Items listed in a dataset:
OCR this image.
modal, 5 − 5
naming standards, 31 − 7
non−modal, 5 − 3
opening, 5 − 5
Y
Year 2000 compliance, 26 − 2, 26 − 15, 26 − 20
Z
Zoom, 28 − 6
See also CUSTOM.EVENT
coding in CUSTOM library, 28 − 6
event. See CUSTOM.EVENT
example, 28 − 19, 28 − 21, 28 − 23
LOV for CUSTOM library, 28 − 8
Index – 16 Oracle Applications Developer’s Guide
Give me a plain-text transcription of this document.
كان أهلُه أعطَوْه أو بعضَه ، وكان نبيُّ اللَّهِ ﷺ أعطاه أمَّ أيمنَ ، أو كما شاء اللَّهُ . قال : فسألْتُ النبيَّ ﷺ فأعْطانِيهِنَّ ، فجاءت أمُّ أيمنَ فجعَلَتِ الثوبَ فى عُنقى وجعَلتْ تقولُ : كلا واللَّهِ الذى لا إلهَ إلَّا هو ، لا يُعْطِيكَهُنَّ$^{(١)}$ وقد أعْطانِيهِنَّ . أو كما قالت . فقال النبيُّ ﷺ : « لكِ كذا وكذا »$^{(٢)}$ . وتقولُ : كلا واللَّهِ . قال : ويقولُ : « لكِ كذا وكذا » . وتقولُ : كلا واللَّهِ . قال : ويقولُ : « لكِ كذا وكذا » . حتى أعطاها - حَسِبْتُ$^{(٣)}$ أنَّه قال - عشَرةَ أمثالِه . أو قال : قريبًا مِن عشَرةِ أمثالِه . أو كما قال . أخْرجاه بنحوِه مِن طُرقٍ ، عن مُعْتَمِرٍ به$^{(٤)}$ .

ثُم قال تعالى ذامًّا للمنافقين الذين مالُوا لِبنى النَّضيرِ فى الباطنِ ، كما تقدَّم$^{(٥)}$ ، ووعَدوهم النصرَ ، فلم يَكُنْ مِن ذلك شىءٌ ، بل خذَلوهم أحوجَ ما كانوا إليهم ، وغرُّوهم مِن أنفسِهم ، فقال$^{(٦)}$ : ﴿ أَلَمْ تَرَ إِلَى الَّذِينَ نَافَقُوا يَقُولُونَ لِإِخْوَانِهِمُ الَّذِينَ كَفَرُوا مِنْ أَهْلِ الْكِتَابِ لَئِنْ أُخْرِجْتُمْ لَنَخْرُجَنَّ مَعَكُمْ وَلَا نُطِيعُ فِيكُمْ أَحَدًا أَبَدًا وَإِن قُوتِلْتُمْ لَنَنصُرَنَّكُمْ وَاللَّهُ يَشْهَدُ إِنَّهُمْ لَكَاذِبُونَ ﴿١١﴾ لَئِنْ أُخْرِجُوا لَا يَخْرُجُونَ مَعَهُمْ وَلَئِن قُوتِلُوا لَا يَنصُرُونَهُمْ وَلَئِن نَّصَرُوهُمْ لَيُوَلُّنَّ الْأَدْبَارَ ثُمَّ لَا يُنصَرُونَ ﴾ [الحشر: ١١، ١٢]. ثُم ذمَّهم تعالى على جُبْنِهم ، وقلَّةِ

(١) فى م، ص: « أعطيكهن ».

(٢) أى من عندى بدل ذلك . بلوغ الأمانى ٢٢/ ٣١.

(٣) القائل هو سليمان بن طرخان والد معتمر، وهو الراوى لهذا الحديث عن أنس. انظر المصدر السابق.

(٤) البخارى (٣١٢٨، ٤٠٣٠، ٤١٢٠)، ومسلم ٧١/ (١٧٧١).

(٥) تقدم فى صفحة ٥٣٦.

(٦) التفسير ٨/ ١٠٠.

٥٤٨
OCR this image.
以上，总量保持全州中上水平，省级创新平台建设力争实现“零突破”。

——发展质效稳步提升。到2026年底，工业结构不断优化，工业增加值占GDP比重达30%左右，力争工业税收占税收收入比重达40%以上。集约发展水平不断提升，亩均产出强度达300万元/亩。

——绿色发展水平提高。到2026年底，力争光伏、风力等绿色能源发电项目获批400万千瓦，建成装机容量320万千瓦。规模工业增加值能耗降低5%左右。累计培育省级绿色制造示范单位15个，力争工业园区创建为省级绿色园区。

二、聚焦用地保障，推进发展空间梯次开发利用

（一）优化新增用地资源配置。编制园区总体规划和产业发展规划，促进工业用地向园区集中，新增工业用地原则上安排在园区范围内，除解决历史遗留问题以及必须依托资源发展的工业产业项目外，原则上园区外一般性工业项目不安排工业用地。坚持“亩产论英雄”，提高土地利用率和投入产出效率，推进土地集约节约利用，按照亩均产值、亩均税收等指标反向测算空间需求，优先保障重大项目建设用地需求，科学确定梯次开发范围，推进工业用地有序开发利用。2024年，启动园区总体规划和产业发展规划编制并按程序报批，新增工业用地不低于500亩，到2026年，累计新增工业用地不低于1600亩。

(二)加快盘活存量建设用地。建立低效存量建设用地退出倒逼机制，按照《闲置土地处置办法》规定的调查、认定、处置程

## Given request
Return all lines of the material above in which the word "library" occurs.

## Complete answer
coding in CUSTOM library, 28 − 6
LOV for CUSTOM library, 28 − 8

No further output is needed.